**** Document passage ****

Cully residents, along with several environmental organizations, are calling on federal and state regulators to implement stricter air quality rules and hold the glass recycling facility accountable for polluting one of Portland’s more racially diverse and economically struggling communities. More than half the residents are people of color. Twenty-three percent of Cully residents are Latino, more than double the city’s overall percentage, according to Census data. The neighborhood also has almost twice the percentage of households living in poverty than does Portland as a whole.
The fight for clean air
The Owens-Brockway glass plant, owned by Owens-Illinois, Inc., melts down used beer and wine bottles in furnaces to create new glass containers. Every day on average the facility recycles more than 240,000 pounds of glass.
Verde, an environmental justice organization located in the heart of Cully, said any of the Owens-Brockway recycling plant’s environmental benefits to the region come at the cost of nearby residents’ health.
“Living in this neighborhood, it’s obvious that something is in the air that is pretty distinct,” Verde’s energy, climate and transportation program coordinator Sergio Lopez said, citing accounts provided by Cully residents.
“There’s many, many people that I’ve talked to and know personally that they say, ‘my kid goes outside to play soccer and within 10 minutes our eyes get watery, the doctors assessed that our kids have asthma for X amount of years when there is no asthma traces in our family,’” he said.
Verde’s leaders say they trust the Oregon Department of Environmental Quality and have a good relationship with the agency, which enforces air-pollution standards in the state. But they’re also losing patience with the lengthy process it’s using to consider ways to clean up emissions from the Owens-Brockway plant.
“I think the state agency is following the rules and Owens-Brockway is replying to them because they are following the rules, but nothing is happening,” he said.
Continuous harmful amount of pollutants
The community groups working to reduce pollution from the Owens-Brockway plant have teamed up with Earthjustice, a public-interest environmental law organization. It recently commissioned a study that found the glass plant was emitting high levels of nitrogen oxides and sulfur dioxide into surrounding communities, potentially exceeding federal air-quality standards. In previous enforcement actions from DEQ the agency fined the glass plant more than $1 million, citing the company for multiple air-quality violations for particulate matter.
Todd Cloud, an air quality consultant with 22 years of experience, conducted the air modeling emissions research for the Earthjustice report. He said he was surprised to find such high levels of pollution being allowed from a facility located so close to neighborhoods.
“These are pretty high. This is reaching into the sensory perception range where you don’t need scientific instruments. You can just look out your car window. You should be able to see this,” Cloud said.

****

Transcribe, word for word, the section of the passage on pollution from the Cully glass plant that opens with the words containing "Verde’s leaders say" and closes with "the Owens-Brockway plant.".

**** Extracted information ****

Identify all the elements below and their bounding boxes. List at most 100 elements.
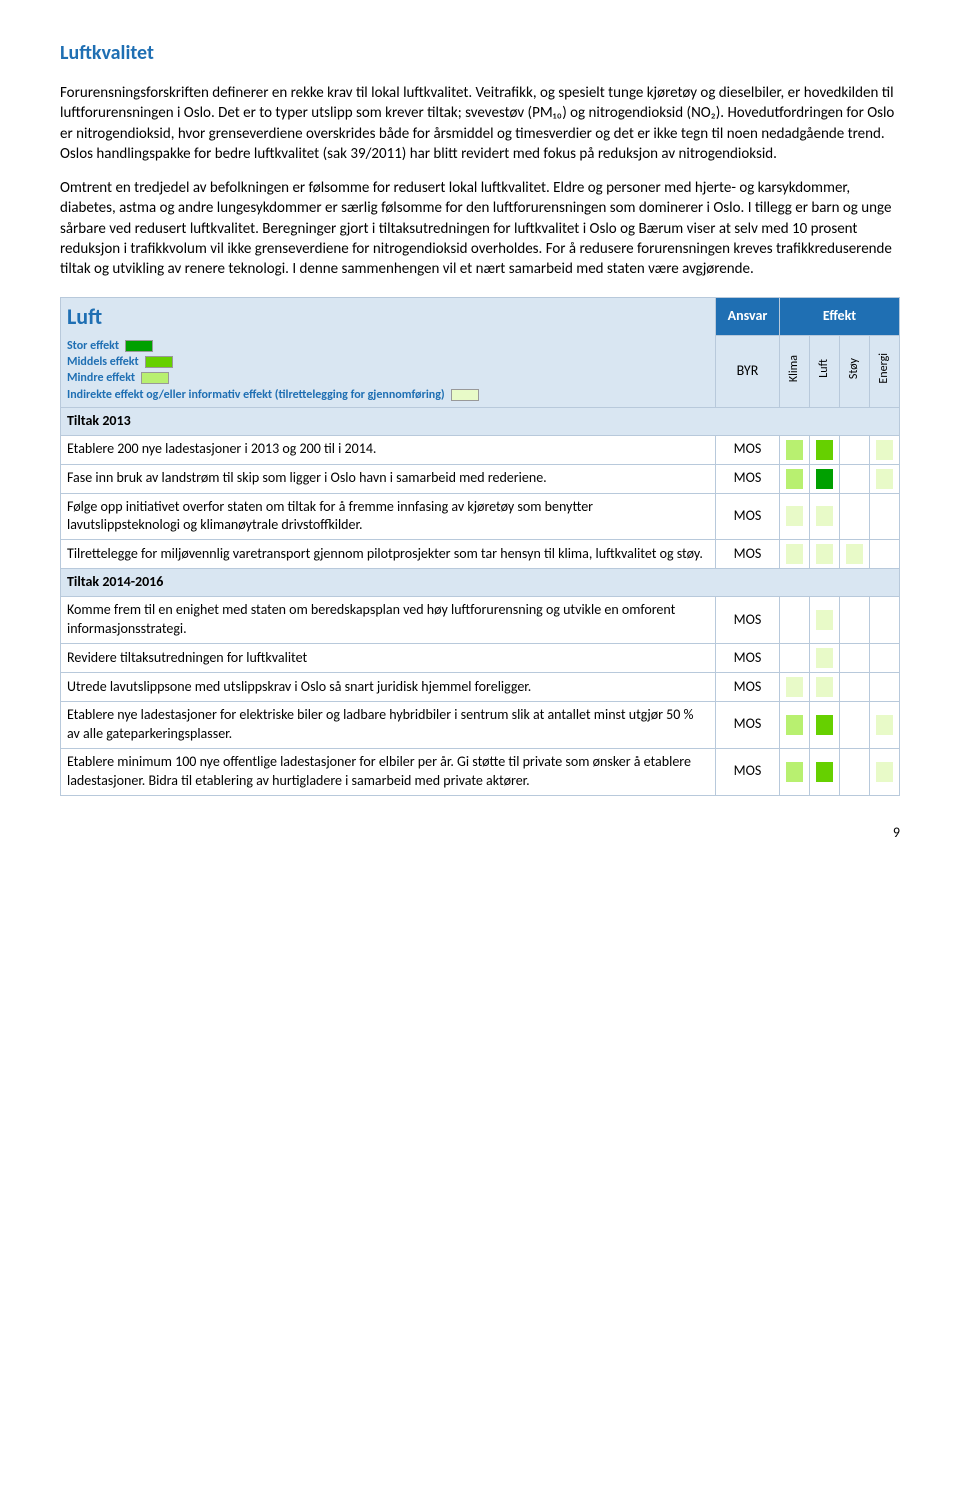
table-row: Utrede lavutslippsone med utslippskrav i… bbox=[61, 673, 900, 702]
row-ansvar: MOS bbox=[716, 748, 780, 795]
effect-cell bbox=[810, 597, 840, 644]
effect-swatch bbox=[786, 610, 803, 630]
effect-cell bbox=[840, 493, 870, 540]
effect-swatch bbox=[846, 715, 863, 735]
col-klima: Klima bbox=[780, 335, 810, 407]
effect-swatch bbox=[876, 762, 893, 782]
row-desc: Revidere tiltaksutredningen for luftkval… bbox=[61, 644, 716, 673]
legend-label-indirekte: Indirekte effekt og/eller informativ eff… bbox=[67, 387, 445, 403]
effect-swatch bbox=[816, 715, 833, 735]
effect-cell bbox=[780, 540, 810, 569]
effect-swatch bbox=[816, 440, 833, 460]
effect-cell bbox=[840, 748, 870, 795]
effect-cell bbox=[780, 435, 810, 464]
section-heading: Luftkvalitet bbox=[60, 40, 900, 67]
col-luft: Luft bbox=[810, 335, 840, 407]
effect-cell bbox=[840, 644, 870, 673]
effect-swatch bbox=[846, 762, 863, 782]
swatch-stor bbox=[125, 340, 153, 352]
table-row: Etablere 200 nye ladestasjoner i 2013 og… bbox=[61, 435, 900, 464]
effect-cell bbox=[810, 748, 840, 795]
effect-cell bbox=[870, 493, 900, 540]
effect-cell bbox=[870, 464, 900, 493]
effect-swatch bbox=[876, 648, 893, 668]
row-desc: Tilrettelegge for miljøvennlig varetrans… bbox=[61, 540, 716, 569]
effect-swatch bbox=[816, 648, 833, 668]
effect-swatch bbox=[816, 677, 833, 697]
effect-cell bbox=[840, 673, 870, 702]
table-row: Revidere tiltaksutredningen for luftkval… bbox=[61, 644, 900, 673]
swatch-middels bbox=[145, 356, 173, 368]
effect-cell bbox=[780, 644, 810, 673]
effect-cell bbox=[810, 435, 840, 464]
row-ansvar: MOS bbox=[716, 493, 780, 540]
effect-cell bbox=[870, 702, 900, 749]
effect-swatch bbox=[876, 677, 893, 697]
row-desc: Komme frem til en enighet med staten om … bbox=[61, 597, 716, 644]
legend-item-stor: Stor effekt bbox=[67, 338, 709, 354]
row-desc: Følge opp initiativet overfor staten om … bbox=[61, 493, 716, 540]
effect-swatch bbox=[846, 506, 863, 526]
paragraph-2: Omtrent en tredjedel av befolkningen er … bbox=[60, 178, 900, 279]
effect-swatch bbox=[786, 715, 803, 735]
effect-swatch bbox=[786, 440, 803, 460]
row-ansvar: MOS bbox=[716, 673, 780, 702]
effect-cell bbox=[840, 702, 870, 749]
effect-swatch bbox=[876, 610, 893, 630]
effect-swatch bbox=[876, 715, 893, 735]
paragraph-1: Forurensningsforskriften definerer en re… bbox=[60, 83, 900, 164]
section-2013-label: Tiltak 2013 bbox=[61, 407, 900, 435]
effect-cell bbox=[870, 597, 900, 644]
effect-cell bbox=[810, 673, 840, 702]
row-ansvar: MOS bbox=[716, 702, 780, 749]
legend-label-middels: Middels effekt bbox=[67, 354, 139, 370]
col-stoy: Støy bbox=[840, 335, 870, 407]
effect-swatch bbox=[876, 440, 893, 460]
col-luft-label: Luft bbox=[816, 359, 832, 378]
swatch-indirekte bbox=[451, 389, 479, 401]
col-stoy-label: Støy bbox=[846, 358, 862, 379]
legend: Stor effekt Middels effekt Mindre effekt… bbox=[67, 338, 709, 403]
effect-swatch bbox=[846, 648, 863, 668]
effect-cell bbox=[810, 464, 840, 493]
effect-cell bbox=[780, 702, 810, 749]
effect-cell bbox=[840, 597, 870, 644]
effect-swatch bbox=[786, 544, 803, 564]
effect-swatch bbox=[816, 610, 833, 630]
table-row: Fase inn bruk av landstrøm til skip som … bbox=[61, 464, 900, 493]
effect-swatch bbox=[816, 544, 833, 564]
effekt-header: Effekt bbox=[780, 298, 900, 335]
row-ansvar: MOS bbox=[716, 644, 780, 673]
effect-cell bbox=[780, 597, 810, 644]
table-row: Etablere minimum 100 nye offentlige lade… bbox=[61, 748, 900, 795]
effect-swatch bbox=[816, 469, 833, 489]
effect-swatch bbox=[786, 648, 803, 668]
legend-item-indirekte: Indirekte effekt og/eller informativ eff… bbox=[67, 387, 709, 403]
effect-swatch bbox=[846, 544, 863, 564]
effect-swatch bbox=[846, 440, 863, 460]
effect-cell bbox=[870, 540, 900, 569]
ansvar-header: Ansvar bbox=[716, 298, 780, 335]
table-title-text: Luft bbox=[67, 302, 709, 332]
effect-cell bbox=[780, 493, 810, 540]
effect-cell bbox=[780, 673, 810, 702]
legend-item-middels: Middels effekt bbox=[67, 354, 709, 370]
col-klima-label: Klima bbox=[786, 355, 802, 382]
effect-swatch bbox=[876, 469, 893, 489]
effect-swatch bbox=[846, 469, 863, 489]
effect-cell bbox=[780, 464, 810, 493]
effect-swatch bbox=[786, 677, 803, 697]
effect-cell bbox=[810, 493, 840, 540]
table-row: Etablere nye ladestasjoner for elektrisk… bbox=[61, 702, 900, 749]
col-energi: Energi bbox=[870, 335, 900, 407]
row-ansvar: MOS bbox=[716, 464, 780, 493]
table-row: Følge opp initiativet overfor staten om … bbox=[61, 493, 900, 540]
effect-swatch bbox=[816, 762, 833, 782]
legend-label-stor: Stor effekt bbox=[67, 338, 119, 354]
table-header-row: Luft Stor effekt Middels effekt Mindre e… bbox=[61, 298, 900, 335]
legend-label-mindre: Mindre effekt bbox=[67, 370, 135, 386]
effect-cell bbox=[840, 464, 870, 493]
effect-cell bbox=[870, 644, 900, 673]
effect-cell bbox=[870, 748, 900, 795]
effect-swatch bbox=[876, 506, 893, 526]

****

▶ **Output below**:
Verde’s leaders say they trust the Oregon Department of Environmental Quality and have a good relationship with the agency, which enforces air-pollution standards in the state. But they’re also losing patience with the lengthy process it’s using to consider ways to clean up emissions from the Owens-Brockway plant.